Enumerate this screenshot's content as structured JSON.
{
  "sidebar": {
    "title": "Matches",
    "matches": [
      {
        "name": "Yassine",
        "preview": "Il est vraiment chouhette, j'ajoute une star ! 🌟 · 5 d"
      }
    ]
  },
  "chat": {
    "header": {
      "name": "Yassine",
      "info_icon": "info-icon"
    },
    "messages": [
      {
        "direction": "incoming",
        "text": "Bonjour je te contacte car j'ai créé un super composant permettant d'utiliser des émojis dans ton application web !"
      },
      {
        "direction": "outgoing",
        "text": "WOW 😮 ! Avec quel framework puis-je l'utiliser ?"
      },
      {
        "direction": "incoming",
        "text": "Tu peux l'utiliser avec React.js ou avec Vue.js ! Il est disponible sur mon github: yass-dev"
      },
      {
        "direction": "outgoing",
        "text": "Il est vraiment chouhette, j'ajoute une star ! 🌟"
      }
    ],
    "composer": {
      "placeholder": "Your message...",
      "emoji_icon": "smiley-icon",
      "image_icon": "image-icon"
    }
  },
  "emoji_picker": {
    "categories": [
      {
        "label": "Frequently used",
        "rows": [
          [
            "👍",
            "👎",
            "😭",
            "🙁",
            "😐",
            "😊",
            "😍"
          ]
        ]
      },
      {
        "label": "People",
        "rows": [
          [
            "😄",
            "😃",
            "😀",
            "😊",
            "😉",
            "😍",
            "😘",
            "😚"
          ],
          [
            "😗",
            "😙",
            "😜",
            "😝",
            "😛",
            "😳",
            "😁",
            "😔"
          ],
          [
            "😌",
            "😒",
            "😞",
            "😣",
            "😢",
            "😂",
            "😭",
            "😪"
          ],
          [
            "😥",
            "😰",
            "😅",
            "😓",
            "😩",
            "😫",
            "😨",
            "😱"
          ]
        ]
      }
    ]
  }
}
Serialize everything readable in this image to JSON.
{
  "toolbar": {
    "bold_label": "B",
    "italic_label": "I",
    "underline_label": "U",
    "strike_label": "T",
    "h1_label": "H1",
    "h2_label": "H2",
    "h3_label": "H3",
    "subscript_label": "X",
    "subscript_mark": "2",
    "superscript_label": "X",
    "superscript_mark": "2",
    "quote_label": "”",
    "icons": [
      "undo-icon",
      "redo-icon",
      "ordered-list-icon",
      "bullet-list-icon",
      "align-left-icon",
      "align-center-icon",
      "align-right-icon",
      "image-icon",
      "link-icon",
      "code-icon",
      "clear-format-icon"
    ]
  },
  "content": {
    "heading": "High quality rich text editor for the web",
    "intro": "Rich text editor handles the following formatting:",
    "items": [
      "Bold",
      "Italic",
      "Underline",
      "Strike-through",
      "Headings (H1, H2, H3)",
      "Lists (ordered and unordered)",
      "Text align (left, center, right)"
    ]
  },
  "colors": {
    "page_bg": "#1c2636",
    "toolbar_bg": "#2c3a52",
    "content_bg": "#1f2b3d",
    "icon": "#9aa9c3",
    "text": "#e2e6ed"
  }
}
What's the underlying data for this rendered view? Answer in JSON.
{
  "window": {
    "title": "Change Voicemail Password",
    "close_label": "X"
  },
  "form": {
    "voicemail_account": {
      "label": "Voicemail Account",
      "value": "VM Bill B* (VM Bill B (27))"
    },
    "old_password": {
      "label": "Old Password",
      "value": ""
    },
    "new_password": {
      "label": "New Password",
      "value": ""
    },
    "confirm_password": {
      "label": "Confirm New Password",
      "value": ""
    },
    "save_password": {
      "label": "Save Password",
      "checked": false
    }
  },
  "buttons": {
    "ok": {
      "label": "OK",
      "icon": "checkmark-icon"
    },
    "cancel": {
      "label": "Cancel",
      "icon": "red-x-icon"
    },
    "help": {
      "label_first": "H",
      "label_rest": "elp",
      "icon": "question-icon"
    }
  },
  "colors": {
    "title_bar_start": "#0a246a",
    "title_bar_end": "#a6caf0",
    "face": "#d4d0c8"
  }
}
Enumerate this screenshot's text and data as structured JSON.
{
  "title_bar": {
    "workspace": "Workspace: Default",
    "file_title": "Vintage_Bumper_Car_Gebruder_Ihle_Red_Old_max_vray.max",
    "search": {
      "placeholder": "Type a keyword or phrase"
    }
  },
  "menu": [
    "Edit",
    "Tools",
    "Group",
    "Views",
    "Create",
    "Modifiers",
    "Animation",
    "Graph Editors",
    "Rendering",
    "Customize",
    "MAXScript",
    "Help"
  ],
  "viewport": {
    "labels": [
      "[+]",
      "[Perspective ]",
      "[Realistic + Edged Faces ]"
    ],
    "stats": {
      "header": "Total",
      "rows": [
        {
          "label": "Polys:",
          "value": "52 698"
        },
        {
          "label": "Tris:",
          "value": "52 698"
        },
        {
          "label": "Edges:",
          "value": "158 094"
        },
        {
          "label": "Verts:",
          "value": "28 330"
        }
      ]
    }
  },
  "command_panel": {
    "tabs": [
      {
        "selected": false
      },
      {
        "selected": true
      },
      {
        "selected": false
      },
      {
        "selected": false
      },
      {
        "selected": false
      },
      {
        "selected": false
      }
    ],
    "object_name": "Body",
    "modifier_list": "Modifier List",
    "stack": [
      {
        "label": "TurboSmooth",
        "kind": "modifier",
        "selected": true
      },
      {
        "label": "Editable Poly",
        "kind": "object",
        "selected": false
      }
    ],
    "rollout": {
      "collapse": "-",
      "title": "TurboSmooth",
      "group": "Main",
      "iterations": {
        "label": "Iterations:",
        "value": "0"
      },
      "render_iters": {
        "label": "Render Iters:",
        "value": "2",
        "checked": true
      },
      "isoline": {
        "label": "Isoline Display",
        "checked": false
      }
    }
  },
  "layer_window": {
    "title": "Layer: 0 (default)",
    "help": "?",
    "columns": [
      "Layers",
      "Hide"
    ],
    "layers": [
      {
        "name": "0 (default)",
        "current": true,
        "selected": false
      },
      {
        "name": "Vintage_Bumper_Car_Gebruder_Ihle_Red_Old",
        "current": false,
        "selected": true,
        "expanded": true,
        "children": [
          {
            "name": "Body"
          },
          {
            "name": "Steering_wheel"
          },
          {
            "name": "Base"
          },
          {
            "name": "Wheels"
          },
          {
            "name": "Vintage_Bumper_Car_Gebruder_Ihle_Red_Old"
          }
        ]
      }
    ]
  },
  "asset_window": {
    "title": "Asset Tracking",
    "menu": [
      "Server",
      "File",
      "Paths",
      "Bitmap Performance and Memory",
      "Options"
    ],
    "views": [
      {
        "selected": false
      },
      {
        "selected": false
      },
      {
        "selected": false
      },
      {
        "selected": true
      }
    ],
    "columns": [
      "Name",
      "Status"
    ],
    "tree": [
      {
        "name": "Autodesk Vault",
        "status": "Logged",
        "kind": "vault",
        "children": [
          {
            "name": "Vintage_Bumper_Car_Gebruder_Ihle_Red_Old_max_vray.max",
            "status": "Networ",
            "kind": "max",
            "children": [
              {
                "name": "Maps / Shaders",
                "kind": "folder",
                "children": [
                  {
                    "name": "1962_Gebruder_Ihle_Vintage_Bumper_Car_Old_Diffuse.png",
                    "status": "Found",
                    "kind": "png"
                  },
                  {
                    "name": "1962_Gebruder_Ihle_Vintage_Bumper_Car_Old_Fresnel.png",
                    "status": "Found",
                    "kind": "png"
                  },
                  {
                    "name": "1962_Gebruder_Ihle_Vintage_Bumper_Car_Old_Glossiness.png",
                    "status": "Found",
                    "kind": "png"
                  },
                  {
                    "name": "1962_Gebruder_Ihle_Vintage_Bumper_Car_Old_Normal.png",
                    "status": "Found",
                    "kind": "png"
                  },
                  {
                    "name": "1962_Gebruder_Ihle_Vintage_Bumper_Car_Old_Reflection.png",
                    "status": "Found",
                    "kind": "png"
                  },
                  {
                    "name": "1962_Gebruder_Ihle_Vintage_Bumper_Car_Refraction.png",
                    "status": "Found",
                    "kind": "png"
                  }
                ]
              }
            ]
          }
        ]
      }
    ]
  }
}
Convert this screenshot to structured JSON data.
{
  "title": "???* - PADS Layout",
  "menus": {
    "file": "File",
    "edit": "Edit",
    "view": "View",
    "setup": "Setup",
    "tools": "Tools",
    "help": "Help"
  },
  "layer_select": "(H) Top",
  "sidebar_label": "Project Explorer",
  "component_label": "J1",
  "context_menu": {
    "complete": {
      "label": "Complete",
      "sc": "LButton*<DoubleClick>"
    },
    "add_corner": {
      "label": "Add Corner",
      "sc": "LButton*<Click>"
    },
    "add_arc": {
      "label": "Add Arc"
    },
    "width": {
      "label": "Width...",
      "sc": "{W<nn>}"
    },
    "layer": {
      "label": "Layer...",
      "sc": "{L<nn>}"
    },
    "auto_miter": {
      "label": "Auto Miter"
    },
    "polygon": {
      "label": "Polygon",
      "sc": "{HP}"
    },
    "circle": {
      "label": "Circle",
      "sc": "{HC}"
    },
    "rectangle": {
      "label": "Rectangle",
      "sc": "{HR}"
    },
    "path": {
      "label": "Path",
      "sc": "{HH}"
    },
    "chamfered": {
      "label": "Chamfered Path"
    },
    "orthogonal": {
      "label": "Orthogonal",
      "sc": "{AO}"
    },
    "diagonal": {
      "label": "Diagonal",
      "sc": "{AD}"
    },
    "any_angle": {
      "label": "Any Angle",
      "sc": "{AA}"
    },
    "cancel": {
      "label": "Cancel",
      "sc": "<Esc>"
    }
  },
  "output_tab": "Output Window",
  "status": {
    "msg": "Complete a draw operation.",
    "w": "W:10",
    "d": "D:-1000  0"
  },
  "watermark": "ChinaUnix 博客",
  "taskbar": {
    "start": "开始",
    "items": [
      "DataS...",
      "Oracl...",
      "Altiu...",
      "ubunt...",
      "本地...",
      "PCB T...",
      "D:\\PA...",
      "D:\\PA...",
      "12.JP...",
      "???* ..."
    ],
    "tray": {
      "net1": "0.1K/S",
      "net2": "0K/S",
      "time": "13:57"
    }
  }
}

..........

DIRECTIONS FOR THIS TASK
Check every line of the data above for the string "center", and copy those that have it.

RESPONSE BELOW
      "align-center-icon",
      "Text align (left, center, right)"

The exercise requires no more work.